Reproduce verbatim the stretch of the records from the line containing "Patent image size: (776, 498)." through the line containing "The blade support 42 is at (308, 368).", and output nothing else.

________________

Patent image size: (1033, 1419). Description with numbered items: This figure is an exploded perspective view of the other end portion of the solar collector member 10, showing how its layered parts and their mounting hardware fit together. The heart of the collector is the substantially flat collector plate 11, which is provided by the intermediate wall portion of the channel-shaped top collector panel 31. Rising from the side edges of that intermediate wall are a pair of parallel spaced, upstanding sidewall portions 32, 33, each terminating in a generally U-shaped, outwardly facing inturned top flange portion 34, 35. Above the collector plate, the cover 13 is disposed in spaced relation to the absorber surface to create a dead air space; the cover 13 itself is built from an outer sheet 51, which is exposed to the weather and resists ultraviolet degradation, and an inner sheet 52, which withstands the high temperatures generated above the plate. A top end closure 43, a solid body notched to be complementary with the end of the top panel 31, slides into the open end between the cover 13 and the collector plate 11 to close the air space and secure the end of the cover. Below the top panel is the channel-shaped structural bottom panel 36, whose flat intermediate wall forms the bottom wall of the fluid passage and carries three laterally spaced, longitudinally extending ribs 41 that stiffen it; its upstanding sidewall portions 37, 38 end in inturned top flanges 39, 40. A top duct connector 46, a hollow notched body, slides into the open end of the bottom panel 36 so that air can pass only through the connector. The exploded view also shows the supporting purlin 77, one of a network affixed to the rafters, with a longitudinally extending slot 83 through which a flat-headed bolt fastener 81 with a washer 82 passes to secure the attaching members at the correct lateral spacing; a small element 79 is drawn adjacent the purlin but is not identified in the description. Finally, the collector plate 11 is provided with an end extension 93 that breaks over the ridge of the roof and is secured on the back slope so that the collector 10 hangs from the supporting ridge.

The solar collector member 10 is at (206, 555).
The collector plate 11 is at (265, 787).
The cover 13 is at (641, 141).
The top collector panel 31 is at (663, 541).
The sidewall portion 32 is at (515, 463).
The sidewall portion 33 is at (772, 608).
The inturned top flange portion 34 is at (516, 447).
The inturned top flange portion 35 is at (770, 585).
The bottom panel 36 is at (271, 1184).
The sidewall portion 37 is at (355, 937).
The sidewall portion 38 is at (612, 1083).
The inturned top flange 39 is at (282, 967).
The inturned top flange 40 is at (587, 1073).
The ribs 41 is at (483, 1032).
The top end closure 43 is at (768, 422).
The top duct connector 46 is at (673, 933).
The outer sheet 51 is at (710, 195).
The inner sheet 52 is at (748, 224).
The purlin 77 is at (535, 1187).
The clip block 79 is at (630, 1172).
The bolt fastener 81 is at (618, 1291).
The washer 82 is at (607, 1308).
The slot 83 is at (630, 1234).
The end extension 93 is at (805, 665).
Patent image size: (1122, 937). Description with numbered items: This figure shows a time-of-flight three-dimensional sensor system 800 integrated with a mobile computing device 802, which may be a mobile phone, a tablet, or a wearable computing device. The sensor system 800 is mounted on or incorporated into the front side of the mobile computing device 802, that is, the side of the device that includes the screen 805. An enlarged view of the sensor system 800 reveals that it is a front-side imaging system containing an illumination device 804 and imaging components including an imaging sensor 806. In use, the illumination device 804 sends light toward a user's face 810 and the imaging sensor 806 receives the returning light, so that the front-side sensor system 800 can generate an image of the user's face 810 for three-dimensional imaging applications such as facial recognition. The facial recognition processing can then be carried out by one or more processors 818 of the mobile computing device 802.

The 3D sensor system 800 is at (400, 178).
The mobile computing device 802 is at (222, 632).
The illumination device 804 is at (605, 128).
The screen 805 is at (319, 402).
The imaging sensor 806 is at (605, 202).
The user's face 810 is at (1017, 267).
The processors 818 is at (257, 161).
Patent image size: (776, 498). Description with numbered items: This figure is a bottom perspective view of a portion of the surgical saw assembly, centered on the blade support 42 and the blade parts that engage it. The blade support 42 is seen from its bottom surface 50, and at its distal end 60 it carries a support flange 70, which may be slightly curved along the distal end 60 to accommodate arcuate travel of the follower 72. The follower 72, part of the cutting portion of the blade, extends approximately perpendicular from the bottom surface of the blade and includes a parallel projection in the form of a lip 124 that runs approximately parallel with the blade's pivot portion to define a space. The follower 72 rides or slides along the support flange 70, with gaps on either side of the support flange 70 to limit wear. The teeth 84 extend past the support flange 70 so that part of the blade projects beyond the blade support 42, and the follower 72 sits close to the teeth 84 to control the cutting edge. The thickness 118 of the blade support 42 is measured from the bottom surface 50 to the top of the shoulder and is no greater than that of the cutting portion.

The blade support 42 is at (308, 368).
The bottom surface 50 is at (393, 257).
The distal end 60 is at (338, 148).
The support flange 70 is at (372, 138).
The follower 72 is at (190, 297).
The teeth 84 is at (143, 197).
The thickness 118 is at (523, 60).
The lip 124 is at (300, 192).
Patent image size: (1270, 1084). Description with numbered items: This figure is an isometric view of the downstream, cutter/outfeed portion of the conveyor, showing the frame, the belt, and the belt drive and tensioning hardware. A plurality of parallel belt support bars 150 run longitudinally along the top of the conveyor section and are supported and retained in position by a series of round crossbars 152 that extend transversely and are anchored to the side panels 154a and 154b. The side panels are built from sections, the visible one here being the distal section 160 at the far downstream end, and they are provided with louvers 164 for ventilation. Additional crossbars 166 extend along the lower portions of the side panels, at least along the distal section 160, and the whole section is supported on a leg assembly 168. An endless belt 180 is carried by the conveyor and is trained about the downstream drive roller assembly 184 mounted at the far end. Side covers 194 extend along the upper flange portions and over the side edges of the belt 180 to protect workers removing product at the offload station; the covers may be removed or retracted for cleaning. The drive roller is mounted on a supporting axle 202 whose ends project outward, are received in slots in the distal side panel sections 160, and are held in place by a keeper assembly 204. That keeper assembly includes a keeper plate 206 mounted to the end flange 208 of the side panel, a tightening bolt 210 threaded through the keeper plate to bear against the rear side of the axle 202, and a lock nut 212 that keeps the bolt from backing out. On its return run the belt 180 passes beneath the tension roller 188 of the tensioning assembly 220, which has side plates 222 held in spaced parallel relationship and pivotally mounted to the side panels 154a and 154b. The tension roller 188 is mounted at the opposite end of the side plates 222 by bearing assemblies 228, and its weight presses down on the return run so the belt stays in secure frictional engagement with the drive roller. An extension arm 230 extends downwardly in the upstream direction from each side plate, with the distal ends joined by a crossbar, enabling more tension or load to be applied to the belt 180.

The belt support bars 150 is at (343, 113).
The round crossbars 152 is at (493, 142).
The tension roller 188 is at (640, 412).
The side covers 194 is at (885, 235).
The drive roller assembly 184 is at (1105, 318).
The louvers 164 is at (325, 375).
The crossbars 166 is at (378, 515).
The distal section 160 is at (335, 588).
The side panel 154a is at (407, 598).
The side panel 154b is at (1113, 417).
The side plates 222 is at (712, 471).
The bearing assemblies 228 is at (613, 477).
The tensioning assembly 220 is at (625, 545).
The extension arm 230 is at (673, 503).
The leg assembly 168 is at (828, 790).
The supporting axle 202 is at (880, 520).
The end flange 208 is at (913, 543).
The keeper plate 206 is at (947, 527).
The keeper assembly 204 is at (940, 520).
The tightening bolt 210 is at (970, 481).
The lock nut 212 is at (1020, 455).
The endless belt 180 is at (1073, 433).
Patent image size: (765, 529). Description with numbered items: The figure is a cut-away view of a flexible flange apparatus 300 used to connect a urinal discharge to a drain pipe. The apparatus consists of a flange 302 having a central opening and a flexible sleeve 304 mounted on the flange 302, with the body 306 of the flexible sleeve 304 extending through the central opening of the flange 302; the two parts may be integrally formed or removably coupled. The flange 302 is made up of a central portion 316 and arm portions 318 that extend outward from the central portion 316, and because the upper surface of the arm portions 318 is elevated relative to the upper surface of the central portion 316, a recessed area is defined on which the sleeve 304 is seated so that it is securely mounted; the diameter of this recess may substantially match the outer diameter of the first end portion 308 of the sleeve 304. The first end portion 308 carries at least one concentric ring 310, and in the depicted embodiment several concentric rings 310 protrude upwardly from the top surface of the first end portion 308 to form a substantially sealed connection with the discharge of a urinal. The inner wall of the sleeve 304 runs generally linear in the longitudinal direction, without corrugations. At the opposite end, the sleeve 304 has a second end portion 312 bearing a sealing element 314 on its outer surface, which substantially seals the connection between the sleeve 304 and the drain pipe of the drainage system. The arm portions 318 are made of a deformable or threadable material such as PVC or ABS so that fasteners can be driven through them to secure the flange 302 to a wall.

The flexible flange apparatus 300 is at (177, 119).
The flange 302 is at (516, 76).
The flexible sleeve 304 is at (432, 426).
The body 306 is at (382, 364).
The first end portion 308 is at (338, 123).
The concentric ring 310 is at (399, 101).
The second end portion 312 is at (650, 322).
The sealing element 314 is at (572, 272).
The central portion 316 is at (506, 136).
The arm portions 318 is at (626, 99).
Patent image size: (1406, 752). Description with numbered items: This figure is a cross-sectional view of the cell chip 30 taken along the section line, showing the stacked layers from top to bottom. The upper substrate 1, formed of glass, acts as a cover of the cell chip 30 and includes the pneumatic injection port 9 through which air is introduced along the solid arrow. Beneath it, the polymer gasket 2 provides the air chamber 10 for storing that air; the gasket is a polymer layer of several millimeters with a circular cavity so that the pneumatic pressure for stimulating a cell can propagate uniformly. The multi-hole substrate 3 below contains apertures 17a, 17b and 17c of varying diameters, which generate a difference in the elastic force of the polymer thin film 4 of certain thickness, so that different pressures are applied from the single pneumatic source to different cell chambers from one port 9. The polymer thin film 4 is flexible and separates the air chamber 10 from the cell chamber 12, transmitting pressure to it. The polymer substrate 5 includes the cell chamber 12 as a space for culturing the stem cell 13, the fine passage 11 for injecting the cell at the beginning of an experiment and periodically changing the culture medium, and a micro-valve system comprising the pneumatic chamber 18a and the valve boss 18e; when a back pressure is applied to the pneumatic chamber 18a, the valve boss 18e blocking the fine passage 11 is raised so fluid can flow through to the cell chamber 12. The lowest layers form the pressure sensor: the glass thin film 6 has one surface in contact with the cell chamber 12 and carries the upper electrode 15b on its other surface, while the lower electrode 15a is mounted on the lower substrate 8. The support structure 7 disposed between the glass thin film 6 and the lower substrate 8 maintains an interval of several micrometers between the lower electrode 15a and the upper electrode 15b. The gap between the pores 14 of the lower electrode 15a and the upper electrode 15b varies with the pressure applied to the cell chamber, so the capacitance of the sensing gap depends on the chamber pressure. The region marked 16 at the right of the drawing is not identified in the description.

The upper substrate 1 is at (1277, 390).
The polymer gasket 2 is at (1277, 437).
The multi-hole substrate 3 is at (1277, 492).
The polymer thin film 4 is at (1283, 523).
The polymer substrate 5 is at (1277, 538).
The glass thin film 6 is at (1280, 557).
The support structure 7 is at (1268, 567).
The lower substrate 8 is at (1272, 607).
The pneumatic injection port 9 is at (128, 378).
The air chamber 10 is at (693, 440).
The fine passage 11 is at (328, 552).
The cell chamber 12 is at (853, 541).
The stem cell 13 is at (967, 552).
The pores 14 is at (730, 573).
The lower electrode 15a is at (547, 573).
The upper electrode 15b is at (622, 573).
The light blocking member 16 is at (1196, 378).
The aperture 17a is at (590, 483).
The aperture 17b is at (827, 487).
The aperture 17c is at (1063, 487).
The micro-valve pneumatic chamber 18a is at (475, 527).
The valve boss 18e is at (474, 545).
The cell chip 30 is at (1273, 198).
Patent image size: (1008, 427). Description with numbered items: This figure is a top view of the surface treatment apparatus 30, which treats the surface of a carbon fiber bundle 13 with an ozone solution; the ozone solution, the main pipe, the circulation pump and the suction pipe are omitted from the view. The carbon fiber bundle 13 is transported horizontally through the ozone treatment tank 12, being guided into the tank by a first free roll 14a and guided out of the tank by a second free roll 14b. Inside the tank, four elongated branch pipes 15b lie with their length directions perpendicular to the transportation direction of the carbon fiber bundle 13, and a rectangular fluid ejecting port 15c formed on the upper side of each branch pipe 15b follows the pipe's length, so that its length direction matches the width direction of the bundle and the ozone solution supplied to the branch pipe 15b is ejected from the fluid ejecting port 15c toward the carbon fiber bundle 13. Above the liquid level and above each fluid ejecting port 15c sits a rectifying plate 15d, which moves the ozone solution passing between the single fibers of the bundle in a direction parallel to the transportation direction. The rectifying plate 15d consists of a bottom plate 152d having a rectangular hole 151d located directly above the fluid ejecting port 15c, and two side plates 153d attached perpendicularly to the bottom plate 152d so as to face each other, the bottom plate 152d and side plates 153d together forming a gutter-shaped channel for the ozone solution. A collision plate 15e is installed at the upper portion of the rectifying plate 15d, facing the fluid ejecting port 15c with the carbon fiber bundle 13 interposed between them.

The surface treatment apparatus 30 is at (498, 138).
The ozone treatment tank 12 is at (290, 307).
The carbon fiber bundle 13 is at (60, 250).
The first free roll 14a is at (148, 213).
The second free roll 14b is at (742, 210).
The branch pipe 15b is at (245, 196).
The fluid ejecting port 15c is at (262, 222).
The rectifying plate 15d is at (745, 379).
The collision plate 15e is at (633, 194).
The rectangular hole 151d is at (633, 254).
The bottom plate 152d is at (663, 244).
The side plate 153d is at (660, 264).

________________

### FINISHED TASK
Patent image size: (776, 498). Description with numbered items: This figure is a bottom perspective view of a portion of the surgical saw assembly, centered on the blade support 42 and the blade parts that engage it. The blade support 42 is seen from its bottom surface 50, and at its distal end 60 it carries a support flange 70, which may be slightly curved along the distal end 60 to accommodate arcuate travel of the follower 72. The follower 72, part of the cutting portion of the blade, extends approximately perpendicular from the bottom surface of the blade and includes a parallel projection in the form of a lip 124 that runs approximately parallel with the blade's pivot portion to define a space. The follower 72 rides or slides along the support flange 70, with gaps on either side of the support flange 70 to limit wear. The teeth 84 extend past the support flange 70 so that part of the blade projects beyond the blade support 42, and the follower 72 sits close to the teeth 84 to control the cutting edge. The thickness 118 of the blade support 42 is measured from the bottom surface 50 to the top of the shoulder and is no greater than that of the cutting portion.

The blade support 42 is at (308, 368).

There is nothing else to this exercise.